What you are asked to do
Locate every line in the records below that contains the word "Output", and copy each one.

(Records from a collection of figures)
/---
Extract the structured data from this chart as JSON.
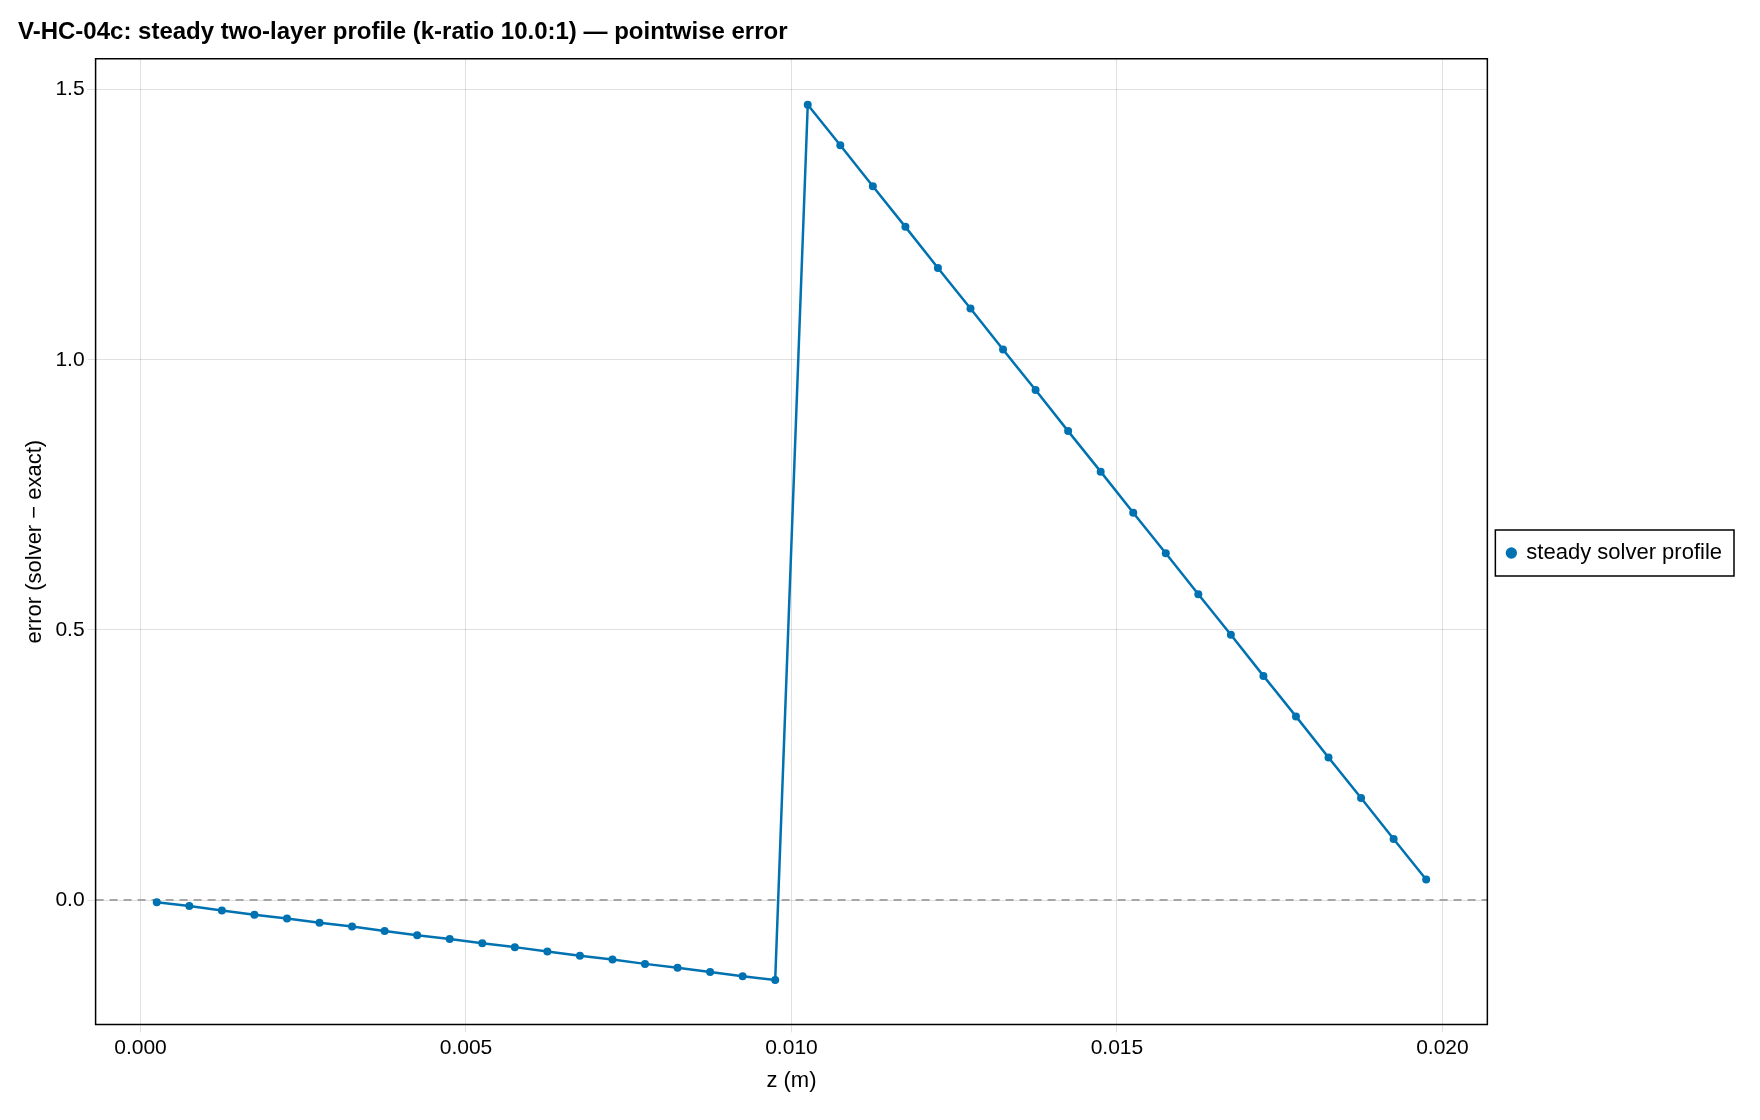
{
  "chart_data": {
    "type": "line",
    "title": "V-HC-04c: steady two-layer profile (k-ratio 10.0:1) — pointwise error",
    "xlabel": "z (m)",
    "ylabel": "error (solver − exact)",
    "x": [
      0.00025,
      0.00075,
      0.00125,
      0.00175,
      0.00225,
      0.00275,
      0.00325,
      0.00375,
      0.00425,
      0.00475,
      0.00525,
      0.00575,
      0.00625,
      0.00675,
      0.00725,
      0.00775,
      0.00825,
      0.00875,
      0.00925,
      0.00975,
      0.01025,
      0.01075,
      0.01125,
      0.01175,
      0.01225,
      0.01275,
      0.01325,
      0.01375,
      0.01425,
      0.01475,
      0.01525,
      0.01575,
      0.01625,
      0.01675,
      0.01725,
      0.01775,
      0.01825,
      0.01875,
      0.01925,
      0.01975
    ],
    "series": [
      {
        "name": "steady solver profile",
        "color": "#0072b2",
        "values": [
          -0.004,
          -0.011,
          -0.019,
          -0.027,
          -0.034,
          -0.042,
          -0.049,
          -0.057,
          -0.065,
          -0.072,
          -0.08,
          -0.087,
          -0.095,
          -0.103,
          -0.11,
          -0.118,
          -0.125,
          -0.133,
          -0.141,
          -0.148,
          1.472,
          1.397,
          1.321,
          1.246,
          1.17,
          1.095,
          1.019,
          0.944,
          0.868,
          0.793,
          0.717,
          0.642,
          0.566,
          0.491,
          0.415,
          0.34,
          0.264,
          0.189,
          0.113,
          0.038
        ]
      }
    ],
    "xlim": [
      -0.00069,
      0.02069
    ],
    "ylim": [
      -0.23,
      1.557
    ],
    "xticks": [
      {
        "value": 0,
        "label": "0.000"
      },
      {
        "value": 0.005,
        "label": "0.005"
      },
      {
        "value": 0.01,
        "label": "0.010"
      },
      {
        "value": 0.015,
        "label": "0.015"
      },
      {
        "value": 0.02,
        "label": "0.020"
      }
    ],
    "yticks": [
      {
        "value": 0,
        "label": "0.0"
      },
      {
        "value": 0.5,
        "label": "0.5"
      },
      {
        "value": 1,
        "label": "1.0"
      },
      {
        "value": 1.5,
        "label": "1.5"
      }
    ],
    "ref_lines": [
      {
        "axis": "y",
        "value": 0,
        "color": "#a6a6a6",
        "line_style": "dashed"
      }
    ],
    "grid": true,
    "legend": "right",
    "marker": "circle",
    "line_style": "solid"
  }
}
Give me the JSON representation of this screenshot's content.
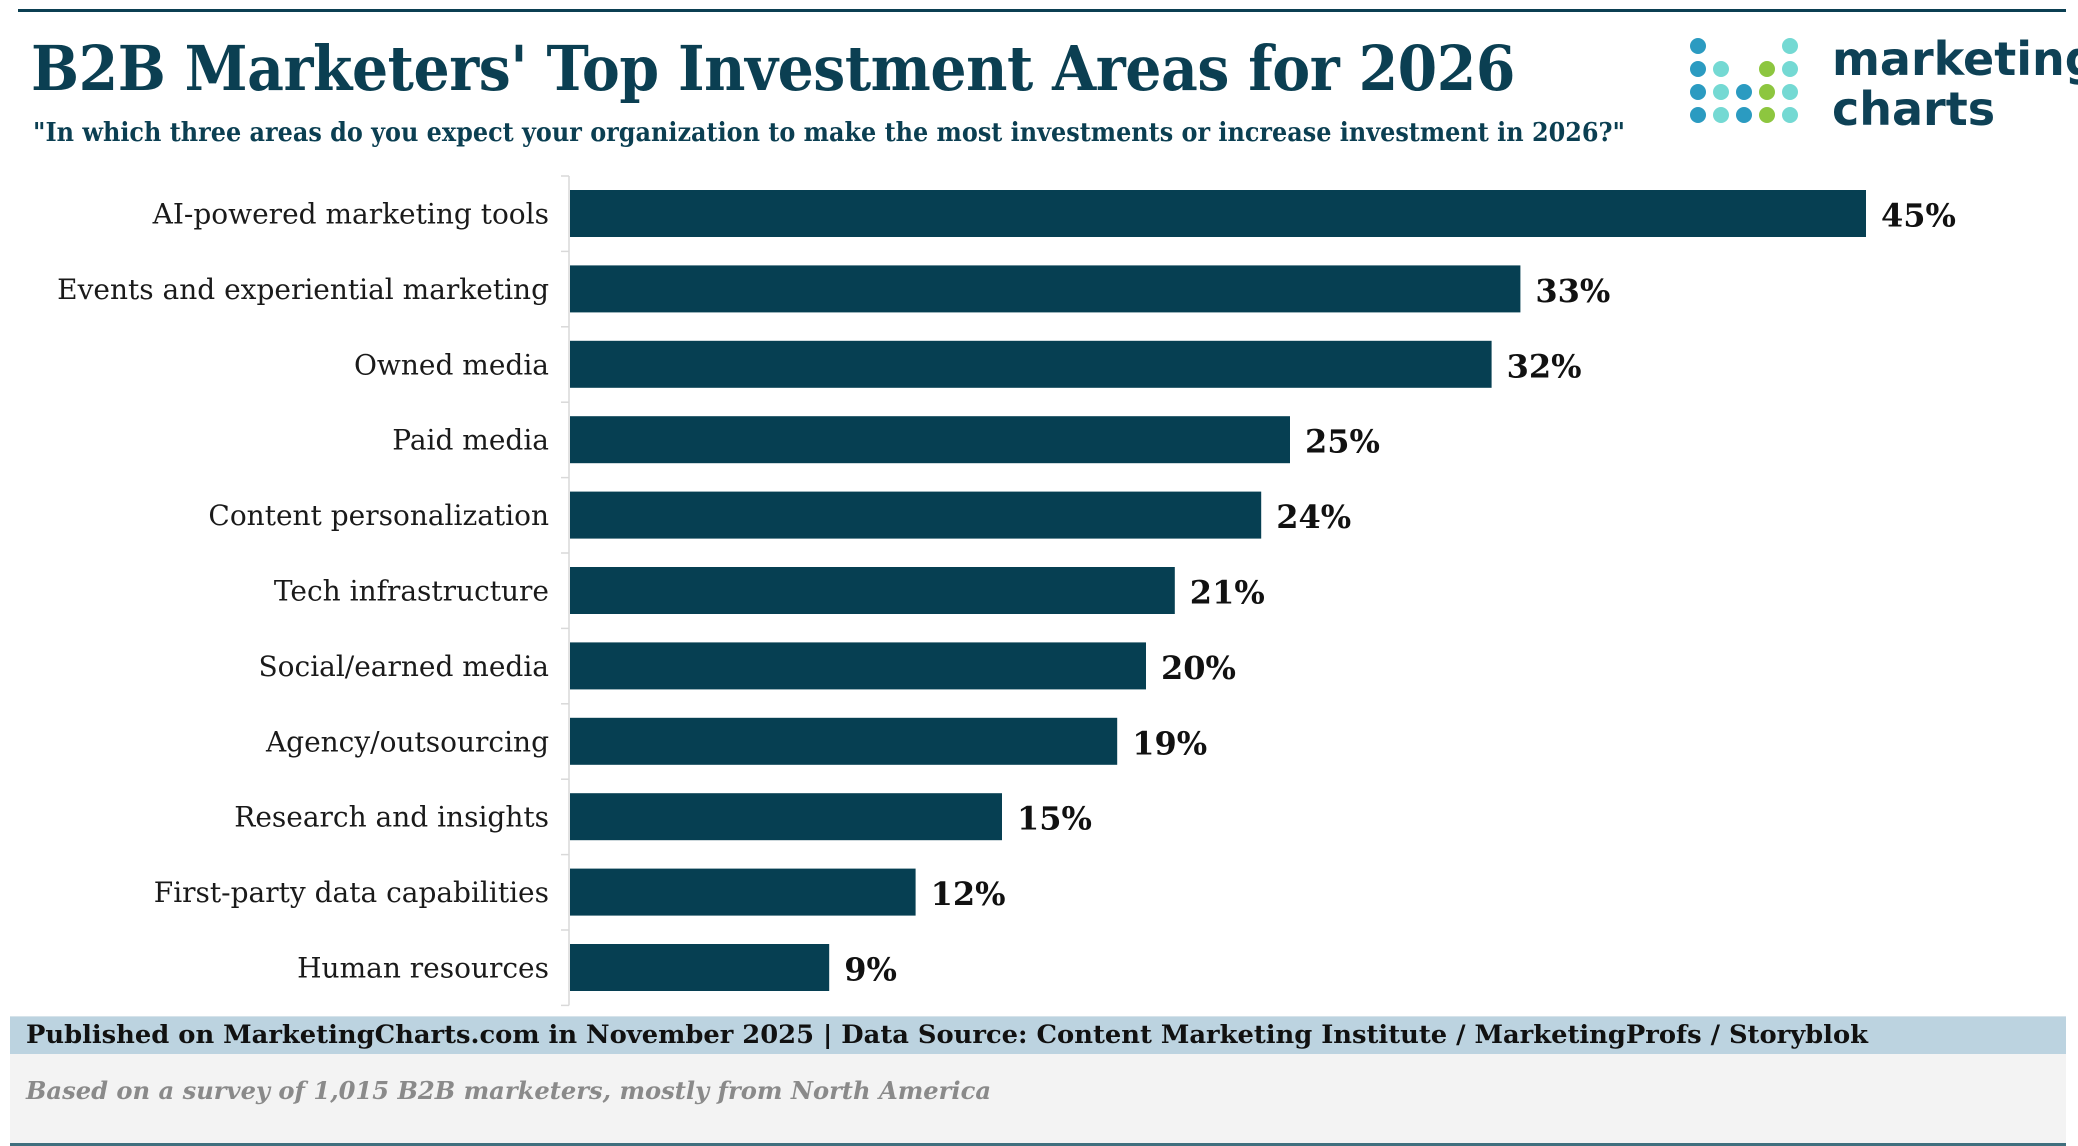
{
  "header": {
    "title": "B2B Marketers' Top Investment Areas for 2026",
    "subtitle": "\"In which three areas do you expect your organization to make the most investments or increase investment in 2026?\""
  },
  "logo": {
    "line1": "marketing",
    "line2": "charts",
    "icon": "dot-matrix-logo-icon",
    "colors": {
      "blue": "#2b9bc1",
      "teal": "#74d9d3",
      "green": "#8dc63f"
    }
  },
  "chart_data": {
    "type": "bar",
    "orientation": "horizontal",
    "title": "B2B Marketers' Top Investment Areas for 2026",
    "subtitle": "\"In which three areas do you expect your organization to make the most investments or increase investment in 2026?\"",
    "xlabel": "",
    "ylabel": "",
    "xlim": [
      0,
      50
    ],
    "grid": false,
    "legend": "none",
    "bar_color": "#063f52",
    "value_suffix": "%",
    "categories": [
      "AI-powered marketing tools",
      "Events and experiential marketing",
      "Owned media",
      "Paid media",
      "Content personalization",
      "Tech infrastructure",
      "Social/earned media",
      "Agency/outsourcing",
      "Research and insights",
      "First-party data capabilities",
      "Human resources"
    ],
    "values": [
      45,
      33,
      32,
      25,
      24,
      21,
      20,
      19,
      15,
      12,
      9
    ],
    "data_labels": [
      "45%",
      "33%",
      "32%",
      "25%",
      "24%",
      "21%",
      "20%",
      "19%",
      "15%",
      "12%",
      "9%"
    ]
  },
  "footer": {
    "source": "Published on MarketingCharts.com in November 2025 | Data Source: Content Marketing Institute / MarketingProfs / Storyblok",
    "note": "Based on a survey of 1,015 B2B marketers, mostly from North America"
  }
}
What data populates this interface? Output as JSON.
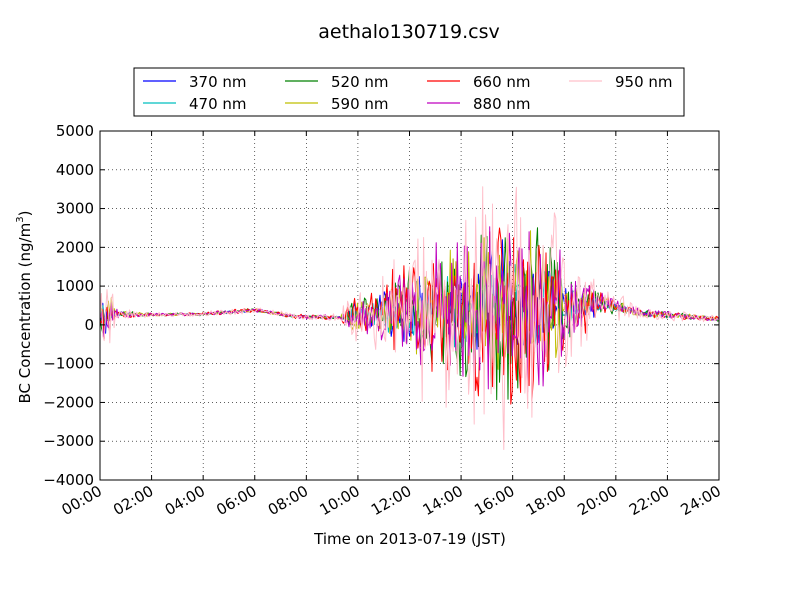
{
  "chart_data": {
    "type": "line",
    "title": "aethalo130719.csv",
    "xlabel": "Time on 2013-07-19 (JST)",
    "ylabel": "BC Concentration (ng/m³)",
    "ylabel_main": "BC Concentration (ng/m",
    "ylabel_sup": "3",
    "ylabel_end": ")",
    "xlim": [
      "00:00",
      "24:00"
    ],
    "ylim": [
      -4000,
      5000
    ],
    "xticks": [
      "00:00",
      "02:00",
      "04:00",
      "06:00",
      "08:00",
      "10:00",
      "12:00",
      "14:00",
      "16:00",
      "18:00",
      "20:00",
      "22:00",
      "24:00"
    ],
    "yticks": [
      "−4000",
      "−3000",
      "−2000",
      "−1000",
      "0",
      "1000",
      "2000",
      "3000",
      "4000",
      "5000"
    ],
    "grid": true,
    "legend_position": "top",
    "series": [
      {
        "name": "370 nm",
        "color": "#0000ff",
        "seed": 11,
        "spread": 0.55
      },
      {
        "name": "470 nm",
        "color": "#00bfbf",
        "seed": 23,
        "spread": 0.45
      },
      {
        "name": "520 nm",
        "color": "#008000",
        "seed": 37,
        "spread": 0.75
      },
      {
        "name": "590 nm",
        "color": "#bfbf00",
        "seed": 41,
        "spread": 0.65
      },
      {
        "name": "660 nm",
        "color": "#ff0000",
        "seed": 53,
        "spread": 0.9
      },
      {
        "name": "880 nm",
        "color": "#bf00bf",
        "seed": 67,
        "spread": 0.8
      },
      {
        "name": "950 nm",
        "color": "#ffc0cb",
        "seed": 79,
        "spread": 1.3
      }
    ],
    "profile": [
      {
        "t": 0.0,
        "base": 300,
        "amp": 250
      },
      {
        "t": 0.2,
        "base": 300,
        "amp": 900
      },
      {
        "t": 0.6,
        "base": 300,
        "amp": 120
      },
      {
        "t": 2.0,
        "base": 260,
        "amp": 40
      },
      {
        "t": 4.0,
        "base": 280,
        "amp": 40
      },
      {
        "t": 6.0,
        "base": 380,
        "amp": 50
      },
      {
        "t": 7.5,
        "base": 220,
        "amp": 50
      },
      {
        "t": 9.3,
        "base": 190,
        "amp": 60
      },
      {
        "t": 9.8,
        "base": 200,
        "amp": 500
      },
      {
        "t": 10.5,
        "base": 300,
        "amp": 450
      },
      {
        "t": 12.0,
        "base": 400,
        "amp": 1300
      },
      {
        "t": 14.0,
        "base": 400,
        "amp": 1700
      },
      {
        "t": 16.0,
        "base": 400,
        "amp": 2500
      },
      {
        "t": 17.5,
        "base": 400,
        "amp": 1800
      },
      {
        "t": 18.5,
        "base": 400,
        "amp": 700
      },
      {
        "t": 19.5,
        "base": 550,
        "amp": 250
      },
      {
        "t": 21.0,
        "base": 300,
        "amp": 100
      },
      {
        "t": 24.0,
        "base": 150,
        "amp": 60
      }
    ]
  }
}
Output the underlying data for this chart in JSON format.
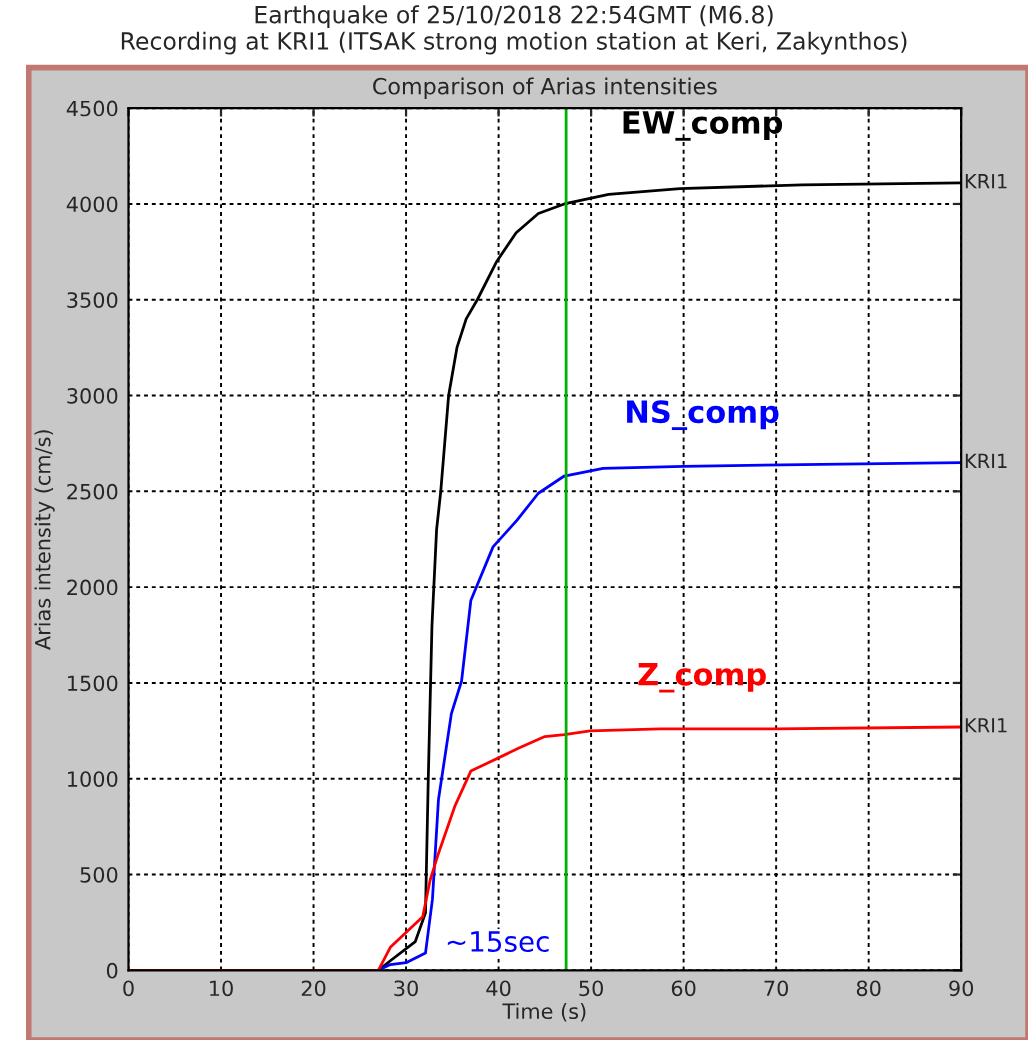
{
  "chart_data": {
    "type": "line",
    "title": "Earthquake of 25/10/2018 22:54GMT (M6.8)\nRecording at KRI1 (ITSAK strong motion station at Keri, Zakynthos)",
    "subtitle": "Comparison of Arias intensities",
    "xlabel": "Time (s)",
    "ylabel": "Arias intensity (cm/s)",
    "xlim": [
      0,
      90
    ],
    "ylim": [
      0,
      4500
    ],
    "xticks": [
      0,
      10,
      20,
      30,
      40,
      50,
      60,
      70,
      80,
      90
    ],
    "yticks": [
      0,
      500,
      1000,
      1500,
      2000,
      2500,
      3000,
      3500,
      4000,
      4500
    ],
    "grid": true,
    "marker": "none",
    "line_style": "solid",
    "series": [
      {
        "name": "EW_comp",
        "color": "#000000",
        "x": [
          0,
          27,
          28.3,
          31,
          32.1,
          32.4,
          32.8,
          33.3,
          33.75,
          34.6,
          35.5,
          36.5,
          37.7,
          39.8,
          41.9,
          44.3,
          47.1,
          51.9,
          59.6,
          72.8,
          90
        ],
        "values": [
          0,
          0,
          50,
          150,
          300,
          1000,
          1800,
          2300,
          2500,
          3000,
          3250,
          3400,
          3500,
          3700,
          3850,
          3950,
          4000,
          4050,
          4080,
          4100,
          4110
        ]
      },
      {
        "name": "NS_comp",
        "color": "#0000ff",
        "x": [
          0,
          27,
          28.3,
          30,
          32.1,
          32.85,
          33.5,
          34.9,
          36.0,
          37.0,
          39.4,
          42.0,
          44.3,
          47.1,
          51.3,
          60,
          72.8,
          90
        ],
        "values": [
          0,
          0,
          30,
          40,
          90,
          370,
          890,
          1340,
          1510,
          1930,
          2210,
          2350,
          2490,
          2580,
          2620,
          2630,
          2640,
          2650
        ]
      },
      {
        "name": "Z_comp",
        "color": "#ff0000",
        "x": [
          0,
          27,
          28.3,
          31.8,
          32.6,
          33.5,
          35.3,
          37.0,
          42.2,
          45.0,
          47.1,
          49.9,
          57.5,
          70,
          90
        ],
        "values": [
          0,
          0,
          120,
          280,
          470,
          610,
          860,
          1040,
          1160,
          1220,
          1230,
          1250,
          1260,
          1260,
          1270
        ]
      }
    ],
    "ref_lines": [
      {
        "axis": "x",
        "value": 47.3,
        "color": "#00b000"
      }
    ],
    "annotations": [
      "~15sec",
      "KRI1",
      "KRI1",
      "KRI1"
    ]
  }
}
\---
Solved problem
What data populates this interface? Output as JSON.
Output the underlying data for this chart in JSON format.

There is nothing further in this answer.